## begin Dataset excerpts

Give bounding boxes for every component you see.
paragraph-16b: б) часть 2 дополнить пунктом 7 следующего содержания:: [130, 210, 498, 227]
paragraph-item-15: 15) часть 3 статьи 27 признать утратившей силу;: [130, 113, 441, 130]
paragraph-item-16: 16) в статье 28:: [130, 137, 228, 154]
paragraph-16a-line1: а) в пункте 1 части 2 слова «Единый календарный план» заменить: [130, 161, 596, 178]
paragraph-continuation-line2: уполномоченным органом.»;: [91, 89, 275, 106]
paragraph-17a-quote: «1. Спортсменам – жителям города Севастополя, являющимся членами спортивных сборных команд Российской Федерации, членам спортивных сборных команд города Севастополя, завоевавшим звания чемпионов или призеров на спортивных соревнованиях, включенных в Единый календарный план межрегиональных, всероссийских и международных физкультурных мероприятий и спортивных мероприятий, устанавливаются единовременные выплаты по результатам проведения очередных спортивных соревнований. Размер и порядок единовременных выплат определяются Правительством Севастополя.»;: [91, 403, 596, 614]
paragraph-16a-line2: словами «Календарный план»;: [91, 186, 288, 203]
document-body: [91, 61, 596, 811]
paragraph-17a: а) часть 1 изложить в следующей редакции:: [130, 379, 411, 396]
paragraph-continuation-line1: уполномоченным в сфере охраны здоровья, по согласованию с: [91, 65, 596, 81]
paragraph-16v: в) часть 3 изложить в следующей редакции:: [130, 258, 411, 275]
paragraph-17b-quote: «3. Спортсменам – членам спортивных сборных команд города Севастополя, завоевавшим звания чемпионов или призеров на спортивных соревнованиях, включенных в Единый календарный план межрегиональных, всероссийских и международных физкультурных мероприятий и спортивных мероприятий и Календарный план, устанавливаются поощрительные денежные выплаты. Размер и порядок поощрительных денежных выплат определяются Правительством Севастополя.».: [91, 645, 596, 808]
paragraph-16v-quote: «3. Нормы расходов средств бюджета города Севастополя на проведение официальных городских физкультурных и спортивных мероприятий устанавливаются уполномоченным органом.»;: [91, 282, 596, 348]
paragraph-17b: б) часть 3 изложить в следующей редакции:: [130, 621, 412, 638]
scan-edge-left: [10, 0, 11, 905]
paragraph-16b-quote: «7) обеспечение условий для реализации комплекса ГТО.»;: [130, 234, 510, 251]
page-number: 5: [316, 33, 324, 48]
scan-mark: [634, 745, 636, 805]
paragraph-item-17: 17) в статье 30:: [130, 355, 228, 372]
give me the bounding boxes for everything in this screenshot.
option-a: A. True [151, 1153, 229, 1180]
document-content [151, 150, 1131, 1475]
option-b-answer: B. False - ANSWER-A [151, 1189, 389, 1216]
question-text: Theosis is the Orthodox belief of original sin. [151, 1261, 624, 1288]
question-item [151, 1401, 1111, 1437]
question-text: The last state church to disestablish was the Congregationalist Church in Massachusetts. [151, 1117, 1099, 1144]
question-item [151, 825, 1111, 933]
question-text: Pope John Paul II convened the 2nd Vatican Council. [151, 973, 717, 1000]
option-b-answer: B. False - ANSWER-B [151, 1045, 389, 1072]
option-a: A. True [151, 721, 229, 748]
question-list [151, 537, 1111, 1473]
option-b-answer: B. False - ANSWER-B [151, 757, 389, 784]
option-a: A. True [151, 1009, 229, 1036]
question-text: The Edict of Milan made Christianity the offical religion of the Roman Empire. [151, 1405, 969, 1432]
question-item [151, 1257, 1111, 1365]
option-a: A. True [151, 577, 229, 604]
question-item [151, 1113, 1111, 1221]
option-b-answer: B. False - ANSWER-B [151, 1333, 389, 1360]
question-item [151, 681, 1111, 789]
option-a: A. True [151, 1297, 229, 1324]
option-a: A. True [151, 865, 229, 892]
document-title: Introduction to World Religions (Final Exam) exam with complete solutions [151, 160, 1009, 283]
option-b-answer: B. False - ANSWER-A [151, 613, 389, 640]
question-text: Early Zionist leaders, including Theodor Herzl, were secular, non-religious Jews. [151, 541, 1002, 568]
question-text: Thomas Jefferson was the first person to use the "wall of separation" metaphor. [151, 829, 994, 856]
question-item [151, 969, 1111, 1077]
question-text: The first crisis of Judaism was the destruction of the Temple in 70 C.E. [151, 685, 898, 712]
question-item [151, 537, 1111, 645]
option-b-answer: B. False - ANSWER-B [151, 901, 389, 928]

## end Dataset excerpts

What to do | Reproduce every line of the data above, character for character, without altering anything.

Finished exercise |
Give bounding boxes for every component you see.
paragraph-16b: б) часть 2 дополнить пунктом 7 следующего содержания:: [130, 210, 498, 227]
paragraph-item-15: 15) часть 3 статьи 27 признать утратившей силу;: [130, 113, 441, 130]
paragraph-item-16: 16) в статье 28:: [130, 137, 228, 154]
paragraph-16a-line1: а) в пункте 1 части 2 слова «Единый календарный план» заменить: [130, 161, 596, 178]
paragraph-continuation-line2: уполномоченным органом.»;: [91, 89, 275, 106]
paragraph-17a-quote: «1. Спортсменам – жителям города Севастополя, являющимся членами спортивных сборных команд Российской Федерации, членам спортивных сборных команд города Севастополя, завоевавшим звания чемпионов или призеров на спортивных соревнованиях, включенных в Единый календарный план межрегиональных, всероссийских и международных физкультурных мероприятий и спортивных мероприятий, устанавливаются единовременные выплаты по результатам проведения очередных спортивных соревнований. Размер и порядок единовременных выплат определяются Правительством Севастополя.»;: [91, 403, 596, 614]
paragraph-16a-line2: словами «Календарный план»;: [91, 186, 288, 203]
document-body: [91, 61, 596, 811]
paragraph-17a: а) часть 1 изложить в следующей редакции:: [130, 379, 411, 396]
paragraph-continuation-line1: уполномоченным в сфере охраны здоровья, по согласованию с: [91, 65, 596, 81]
paragraph-16v: в) часть 3 изложить в следующей редакции:: [130, 258, 411, 275]
paragraph-17b-quote: «3. Спортсменам – членам спортивных сборных команд города Севастополя, завоевавшим звания чемпионов или призеров на спортивных соревнованиях, включенных в Единый календарный план межрегиональных, всероссийских и международных физкультурных мероприятий и спортивных мероприятий и Календарный план, устанавливаются поощрительные денежные выплаты. Размер и порядок поощрительных денежных выплат определяются Правительством Севастополя.».: [91, 645, 596, 808]
paragraph-16v-quote: «3. Нормы расходов средств бюджета города Севастополя на проведение официальных городских физкультурных и спортивных мероприятий устанавливаются уполномоченным органом.»;: [91, 282, 596, 348]
paragraph-17b: б) часть 3 изложить в следующей редакции:: [130, 621, 412, 638]
scan-edge-left: [10, 0, 11, 905]
paragraph-16b-quote: «7) обеспечение условий для реализации комплекса ГТО.»;: [130, 234, 510, 251]
page-number: 5: [316, 33, 324, 48]
scan-mark: [634, 745, 636, 805]
paragraph-item-17: 17) в статье 30:: [130, 355, 228, 372]
give me the bounding boxes for everything in this screenshot.
option-a: A. True [151, 1153, 229, 1180]
document-content [151, 150, 1131, 1475]
option-b-answer: B. False - ANSWER-A [151, 1189, 389, 1216]
question-text: Theosis is the Orthodox belief of original sin. [151, 1261, 624, 1288]
question-item [151, 1401, 1111, 1437]
question-text: The last state church to disestablish was the Congregationalist Church in Massachusetts. [151, 1117, 1099, 1144]
question-item [151, 825, 1111, 933]
question-text: Pope John Paul II convened the 2nd Vatican Council. [151, 973, 717, 1000]
option-b-answer: B. False - ANSWER-B [151, 1045, 389, 1072]
option-a: A. True [151, 721, 229, 748]
question-list [151, 537, 1111, 1473]
option-b-answer: B. False - ANSWER-B [151, 757, 389, 784]
option-a: A. True [151, 1009, 229, 1036]
question-text: The Edict of Milan made Christianity the offical religion of the Roman Empire. [151, 1405, 969, 1432]
question-item [151, 1257, 1111, 1365]
option-a: A. True [151, 577, 229, 604]
question-item [151, 1113, 1111, 1221]
option-b-answer: B. False - ANSWER-B [151, 1333, 389, 1360]
question-item [151, 681, 1111, 789]
option-a: A. True [151, 1297, 229, 1324]
option-a: A. True [151, 865, 229, 892]
document-title: Introduction to World Religions (Final Exam) exam with complete solutions [151, 160, 1009, 283]
option-b-answer: B. False - ANSWER-A [151, 613, 389, 640]
question-text: Early Zionist leaders, including Theodor Herzl, were secular, non-religious Jews. [151, 541, 1002, 568]
question-text: Thomas Jefferson was the first person to use the "wall of separation" metaphor. [151, 829, 994, 856]
question-item [151, 969, 1111, 1077]
question-text: The first crisis of Judaism was the destruction of the Temple in 70 C.E. [151, 685, 898, 712]
question-item [151, 537, 1111, 645]
option-b-answer: B. False - ANSWER-B [151, 901, 389, 928]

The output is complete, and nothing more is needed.